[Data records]
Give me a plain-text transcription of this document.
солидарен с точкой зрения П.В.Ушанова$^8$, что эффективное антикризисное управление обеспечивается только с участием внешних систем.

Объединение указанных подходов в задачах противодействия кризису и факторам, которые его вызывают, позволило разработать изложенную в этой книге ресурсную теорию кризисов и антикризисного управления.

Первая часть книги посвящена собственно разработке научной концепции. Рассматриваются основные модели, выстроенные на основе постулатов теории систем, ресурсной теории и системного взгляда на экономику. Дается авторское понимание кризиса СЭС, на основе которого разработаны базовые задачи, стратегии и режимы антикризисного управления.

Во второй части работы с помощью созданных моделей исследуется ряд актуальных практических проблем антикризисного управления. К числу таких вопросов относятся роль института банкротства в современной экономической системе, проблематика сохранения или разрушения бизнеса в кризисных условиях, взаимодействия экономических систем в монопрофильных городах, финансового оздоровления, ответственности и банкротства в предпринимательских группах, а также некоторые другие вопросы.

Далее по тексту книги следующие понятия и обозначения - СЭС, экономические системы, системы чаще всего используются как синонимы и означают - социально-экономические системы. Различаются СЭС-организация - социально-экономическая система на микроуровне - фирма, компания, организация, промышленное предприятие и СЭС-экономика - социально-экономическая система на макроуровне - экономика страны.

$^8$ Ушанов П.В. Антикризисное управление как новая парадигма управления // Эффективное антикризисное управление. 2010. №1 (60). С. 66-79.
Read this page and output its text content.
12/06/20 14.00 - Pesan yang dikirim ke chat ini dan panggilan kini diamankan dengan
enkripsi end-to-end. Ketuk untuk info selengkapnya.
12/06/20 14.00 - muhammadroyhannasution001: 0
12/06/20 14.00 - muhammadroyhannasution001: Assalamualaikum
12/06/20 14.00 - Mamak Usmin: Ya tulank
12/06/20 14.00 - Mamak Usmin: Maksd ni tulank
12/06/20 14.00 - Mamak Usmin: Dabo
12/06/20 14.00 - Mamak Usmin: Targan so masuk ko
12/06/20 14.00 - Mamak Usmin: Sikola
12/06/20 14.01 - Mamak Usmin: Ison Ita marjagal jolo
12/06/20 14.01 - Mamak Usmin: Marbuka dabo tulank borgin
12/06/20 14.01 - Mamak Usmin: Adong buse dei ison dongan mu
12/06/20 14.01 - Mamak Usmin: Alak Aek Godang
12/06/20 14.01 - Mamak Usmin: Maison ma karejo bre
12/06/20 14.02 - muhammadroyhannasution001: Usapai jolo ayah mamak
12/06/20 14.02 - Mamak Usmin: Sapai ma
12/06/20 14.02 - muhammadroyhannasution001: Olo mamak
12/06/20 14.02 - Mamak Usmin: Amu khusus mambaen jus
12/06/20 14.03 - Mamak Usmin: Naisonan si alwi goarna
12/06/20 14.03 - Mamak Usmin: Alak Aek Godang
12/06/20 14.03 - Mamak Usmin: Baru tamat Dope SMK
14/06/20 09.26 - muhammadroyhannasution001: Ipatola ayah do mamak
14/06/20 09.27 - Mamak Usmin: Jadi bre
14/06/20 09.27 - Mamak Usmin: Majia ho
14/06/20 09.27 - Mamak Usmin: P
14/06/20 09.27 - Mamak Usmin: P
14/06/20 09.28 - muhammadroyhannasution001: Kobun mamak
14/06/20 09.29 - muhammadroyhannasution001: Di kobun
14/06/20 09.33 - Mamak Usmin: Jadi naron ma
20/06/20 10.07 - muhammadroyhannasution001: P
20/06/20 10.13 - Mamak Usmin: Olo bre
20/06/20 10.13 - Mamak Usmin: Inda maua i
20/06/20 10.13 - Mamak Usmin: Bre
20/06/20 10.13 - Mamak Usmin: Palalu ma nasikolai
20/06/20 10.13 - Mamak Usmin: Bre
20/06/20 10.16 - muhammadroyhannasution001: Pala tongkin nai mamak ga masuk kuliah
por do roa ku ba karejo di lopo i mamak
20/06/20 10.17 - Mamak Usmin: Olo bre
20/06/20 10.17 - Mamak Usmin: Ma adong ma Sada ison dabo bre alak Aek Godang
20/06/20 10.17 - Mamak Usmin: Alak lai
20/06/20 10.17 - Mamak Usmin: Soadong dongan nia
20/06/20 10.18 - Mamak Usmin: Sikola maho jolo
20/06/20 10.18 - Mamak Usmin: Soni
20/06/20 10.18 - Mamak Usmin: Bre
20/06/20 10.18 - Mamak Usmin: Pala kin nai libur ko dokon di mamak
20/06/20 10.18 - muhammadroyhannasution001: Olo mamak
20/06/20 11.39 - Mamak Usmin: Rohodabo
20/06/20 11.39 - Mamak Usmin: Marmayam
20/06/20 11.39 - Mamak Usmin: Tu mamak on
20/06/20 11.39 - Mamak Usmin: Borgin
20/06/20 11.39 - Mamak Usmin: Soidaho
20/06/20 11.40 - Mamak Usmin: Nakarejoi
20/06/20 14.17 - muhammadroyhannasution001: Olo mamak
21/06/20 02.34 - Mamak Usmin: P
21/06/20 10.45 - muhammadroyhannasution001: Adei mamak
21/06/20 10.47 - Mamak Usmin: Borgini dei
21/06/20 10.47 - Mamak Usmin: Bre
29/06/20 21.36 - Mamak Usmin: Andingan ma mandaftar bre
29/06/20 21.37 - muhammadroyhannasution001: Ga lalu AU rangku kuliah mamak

◆ **Required task**
Give the listing again, word for word.

◆ **Result of this exercise**
Give me a plain-text transcription of this document.
солидарен с точкой зрения П.В.Ушанова$^8$, что эффективное антикризисное управление обеспечивается только с участием внешних систем.

Объединение указанных подходов в задачах противодействия кризису и факторам, которые его вызывают, позволило разработать изложенную в этой книге ресурсную теорию кризисов и антикризисного управления.

Первая часть книги посвящена собственно разработке научной концепции. Рассматриваются основные модели, выстроенные на основе постулатов теории систем, ресурсной теории и системного взгляда на экономику. Дается авторское понимание кризиса СЭС, на основе которого разработаны базовые задачи, стратегии и режимы антикризисного управления.

Во второй части работы с помощью созданных моделей исследуется ряд актуальных практических проблем антикризисного управления. К числу таких вопросов относятся роль института банкротства в современной экономической системе, проблематика сохранения или разрушения бизнеса в кризисных условиях, взаимодействия экономических систем в монопрофильных городах, финансового оздоровления, ответственности и банкротства в предпринимательских группах, а также некоторые другие вопросы.

Далее по тексту книги следующие понятия и обозначения - СЭС, экономические системы, системы чаще всего используются как синонимы и означают - социально-экономические системы. Различаются СЭС-организация - социально-экономическая система на микроуровне - фирма, компания, организация, промышленное предприятие и СЭС-экономика - социально-экономическая система на макроуровне - экономика страны.

$^8$ Ушанов П.В. Антикризисное управление как новая парадигма управления // Эффективное антикризисное управление. 2010. №1 (60). С. 66-79.
Read this page and output its text content.
12/06/20 14.00 - Pesan yang dikirim ke chat ini dan panggilan kini diamankan dengan
enkripsi end-to-end. Ketuk untuk info selengkapnya.
12/06/20 14.00 - muhammadroyhannasution001: 0
12/06/20 14.00 - muhammadroyhannasution001: Assalamualaikum
12/06/20 14.00 - Mamak Usmin: Ya tulank
12/06/20 14.00 - Mamak Usmin: Maksd ni tulank
12/06/20 14.00 - Mamak Usmin: Dabo
12/06/20 14.00 - Mamak Usmin: Targan so masuk ko
12/06/20 14.00 - Mamak Usmin: Sikola
12/06/20 14.01 - Mamak Usmin: Ison Ita marjagal jolo
12/06/20 14.01 - Mamak Usmin: Marbuka dabo tulank borgin
12/06/20 14.01 - Mamak Usmin: Adong buse dei ison dongan mu
12/06/20 14.01 - Mamak Usmin: Alak Aek Godang
12/06/20 14.01 - Mamak Usmin: Maison ma karejo bre
12/06/20 14.02 - muhammadroyhannasution001: Usapai jolo ayah mamak
12/06/20 14.02 - Mamak Usmin: Sapai ma
12/06/20 14.02 - muhammadroyhannasution001: Olo mamak
12/06/20 14.02 - Mamak Usmin: Amu khusus mambaen jus
12/06/20 14.03 - Mamak Usmin: Naisonan si alwi goarna
12/06/20 14.03 - Mamak Usmin: Alak Aek Godang
12/06/20 14.03 - Mamak Usmin: Baru tamat Dope SMK
14/06/20 09.26 - muhammadroyhannasution001: Ipatola ayah do mamak
14/06/20 09.27 - Mamak Usmin: Jadi bre
14/06/20 09.27 - Mamak Usmin: Majia ho
14/06/20 09.27 - Mamak Usmin: P
14/06/20 09.27 - Mamak Usmin: P
14/06/20 09.28 - muhammadroyhannasution001: Kobun mamak
14/06/20 09.29 - muhammadroyhannasution001: Di kobun
14/06/20 09.33 - Mamak Usmin: Jadi naron ma
20/06/20 10.07 - muhammadroyhannasution001: P
20/06/20 10.13 - Mamak Usmin: Olo bre
20/06/20 10.13 - Mamak Usmin: Inda maua i
20/06/20 10.13 - Mamak Usmin: Bre
20/06/20 10.13 - Mamak Usmin: Palalu ma nasikolai
20/06/20 10.13 - Mamak Usmin: Bre
20/06/20 10.16 - muhammadroyhannasution001: Pala tongkin nai mamak ga masuk kuliah
por do roa ku ba karejo di lopo i mamak
20/06/20 10.17 - Mamak Usmin: Olo bre
20/06/20 10.17 - Mamak Usmin: Ma adong ma Sada ison dabo bre alak Aek Godang
20/06/20 10.17 - Mamak Usmin: Alak lai
20/06/20 10.17 - Mamak Usmin: Soadong dongan nia
20/06/20 10.18 - Mamak Usmin: Sikola maho jolo
20/06/20 10.18 - Mamak Usmin: Soni
20/06/20 10.18 - Mamak Usmin: Bre
20/06/20 10.18 - Mamak Usmin: Pala kin nai libur ko dokon di mamak
20/06/20 10.18 - muhammadroyhannasution001: Olo mamak
20/06/20 11.39 - Mamak Usmin: Rohodabo
20/06/20 11.39 - Mamak Usmin: Marmayam
20/06/20 11.39 - Mamak Usmin: Tu mamak on
20/06/20 11.39 - Mamak Usmin: Borgin
20/06/20 11.39 - Mamak Usmin: Soidaho
20/06/20 11.40 - Mamak Usmin: Nakarejoi
20/06/20 14.17 - muhammadroyhannasution001: Olo mamak
21/06/20 02.34 - Mamak Usmin: P
21/06/20 10.45 - muhammadroyhannasution001: Adei mamak
21/06/20 10.47 - Mamak Usmin: Borgini dei
21/06/20 10.47 - Mamak Usmin: Bre
29/06/20 21.36 - Mamak Usmin: Andingan ma mandaftar bre
29/06/20 21.37 - muhammadroyhannasution001: Ga lalu AU rangku kuliah mamak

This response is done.